Lines of data:
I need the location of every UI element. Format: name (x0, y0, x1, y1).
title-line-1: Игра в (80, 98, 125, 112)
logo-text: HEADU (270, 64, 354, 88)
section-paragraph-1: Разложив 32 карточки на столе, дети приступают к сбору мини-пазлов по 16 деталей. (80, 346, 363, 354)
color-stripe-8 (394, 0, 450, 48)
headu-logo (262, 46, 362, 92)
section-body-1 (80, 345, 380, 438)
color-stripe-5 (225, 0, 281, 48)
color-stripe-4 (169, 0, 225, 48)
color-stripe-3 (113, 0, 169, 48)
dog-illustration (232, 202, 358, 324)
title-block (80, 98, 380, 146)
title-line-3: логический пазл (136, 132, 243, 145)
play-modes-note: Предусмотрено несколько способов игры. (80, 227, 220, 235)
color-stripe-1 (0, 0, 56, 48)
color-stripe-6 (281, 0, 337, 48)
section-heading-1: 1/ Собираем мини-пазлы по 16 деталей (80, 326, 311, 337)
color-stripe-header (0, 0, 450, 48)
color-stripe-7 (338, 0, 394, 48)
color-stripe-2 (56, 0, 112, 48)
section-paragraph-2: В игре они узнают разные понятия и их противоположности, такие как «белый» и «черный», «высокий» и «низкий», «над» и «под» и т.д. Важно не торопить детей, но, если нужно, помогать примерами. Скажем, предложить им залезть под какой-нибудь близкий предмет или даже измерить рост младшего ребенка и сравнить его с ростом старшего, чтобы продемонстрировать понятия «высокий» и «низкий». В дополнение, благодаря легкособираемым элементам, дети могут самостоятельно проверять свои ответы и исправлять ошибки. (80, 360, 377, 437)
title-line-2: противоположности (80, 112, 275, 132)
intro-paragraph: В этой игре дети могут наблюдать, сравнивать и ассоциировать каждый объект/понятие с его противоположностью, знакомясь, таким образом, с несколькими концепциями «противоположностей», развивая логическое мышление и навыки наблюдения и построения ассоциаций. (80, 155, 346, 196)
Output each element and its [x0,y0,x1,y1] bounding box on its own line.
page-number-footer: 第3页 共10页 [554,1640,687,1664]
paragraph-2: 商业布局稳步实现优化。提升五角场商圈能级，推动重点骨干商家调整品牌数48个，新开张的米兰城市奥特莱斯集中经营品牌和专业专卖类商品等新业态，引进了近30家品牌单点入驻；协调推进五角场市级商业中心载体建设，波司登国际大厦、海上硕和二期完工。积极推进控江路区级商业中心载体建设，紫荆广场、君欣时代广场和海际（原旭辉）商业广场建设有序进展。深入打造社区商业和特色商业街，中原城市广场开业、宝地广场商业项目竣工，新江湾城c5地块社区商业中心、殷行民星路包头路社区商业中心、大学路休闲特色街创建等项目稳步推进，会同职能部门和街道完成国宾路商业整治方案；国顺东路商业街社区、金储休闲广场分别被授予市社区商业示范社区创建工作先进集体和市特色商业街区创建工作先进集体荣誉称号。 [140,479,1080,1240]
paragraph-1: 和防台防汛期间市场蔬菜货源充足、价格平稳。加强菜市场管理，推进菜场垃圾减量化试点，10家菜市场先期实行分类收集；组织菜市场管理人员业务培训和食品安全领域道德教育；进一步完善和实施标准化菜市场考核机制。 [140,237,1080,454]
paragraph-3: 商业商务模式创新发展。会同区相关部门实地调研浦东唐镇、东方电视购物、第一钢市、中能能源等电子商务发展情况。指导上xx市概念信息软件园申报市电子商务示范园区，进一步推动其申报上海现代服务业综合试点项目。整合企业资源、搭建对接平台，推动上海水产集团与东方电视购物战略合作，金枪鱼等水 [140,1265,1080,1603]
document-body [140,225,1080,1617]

==

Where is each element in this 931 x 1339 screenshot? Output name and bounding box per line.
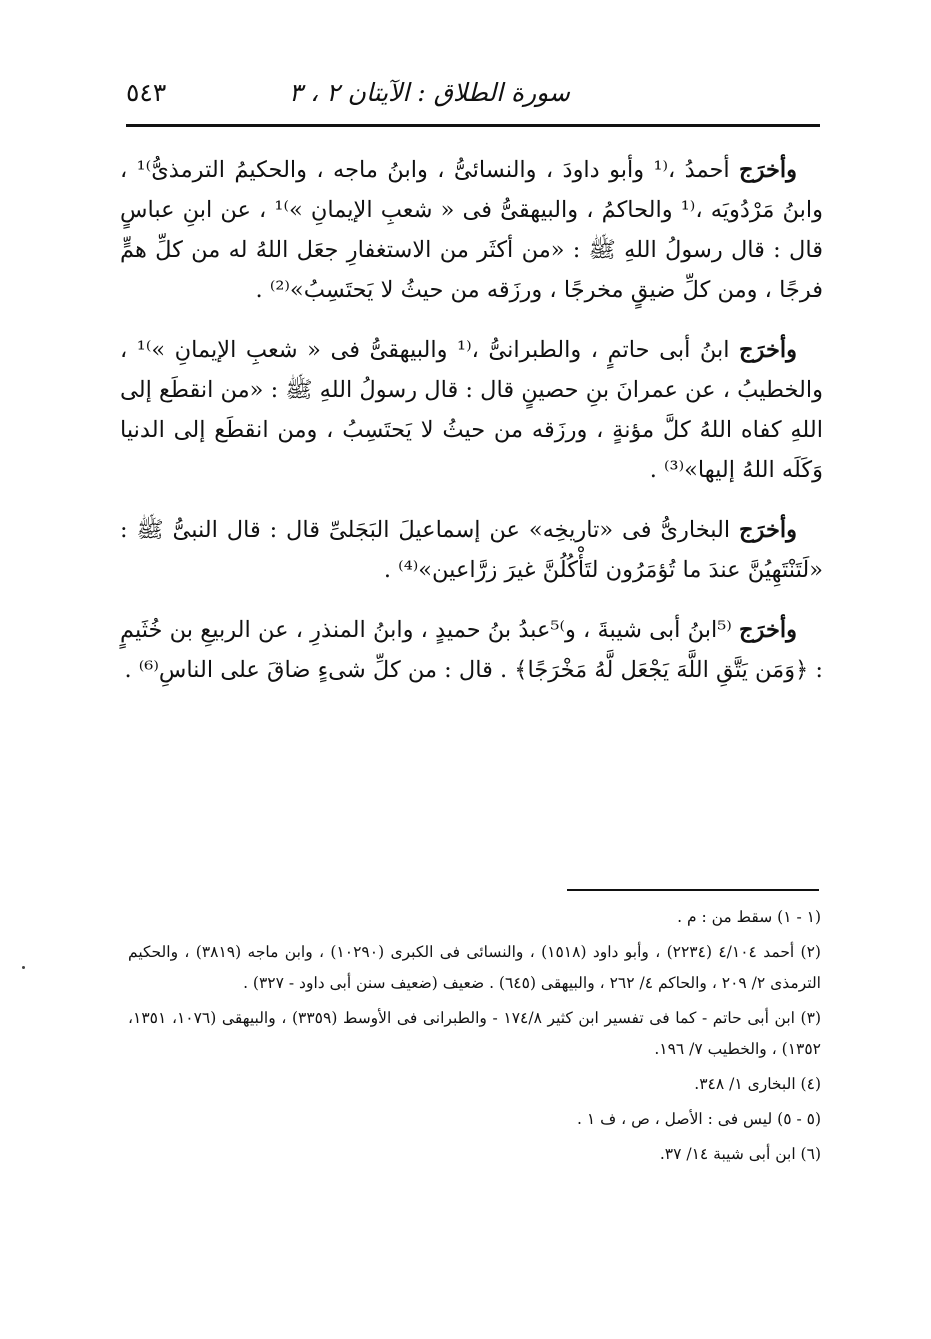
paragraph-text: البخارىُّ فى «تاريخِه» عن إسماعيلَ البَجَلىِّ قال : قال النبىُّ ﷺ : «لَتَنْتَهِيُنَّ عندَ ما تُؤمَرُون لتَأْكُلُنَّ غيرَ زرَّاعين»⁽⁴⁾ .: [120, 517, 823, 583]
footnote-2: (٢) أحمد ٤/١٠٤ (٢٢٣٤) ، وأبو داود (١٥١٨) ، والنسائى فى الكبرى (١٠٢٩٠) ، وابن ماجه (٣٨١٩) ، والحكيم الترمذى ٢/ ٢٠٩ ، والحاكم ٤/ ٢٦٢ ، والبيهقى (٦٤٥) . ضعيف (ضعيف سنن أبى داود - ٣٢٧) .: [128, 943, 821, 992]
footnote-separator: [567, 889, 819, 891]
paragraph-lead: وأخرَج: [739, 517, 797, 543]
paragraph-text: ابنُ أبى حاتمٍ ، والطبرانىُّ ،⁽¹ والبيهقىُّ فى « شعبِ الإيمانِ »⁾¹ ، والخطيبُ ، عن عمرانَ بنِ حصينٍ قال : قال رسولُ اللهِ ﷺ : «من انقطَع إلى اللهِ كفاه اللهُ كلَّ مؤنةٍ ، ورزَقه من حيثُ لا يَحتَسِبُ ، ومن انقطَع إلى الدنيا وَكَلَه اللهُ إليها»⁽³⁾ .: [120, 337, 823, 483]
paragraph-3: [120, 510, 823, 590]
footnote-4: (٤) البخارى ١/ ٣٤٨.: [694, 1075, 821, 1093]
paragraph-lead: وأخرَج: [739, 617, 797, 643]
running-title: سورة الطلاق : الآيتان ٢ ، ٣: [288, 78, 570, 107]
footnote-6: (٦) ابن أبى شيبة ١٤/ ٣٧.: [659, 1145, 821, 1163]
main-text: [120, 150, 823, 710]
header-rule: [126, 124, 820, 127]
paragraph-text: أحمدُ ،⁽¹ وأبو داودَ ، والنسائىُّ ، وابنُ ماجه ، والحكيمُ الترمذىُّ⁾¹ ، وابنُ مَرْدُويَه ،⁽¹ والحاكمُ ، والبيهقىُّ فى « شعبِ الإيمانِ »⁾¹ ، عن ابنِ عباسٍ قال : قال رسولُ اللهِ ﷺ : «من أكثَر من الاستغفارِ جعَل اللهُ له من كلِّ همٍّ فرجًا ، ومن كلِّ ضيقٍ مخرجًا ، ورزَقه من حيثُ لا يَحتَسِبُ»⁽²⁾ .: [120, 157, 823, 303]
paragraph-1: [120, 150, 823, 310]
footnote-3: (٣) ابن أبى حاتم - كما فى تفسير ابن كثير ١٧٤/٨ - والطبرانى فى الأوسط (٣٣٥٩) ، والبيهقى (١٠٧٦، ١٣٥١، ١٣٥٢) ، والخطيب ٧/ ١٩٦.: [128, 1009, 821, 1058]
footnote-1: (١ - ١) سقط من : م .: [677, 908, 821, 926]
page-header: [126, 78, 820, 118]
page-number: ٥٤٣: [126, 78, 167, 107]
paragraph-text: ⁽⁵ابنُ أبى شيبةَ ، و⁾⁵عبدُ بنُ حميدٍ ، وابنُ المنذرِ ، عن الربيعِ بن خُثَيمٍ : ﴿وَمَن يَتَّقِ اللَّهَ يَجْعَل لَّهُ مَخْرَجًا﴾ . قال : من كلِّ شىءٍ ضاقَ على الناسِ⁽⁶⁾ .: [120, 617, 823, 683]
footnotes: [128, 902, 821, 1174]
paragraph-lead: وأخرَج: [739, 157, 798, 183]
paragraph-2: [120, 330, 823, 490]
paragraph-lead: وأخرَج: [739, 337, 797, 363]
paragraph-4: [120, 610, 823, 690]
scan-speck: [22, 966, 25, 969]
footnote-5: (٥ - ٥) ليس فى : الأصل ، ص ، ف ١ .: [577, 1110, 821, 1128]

--- To be done ---
Quote the lines starting at the line that contains "I need the location" and ending after the line that contains "color-stripe-8 (394, 0, 450, 48)".

--- Correct output ---
I need the location of every UI element. Format: name (x0, y0, x1, y1).
title-line-1: Игра в (80, 98, 125, 112)
logo-text: HEADU (270, 64, 354, 88)
section-paragraph-1: Разложив 32 карточки на столе, дети приступают к сбору мини-пазлов по 16 деталей. (80, 346, 363, 354)
color-stripe-8 (394, 0, 450, 48)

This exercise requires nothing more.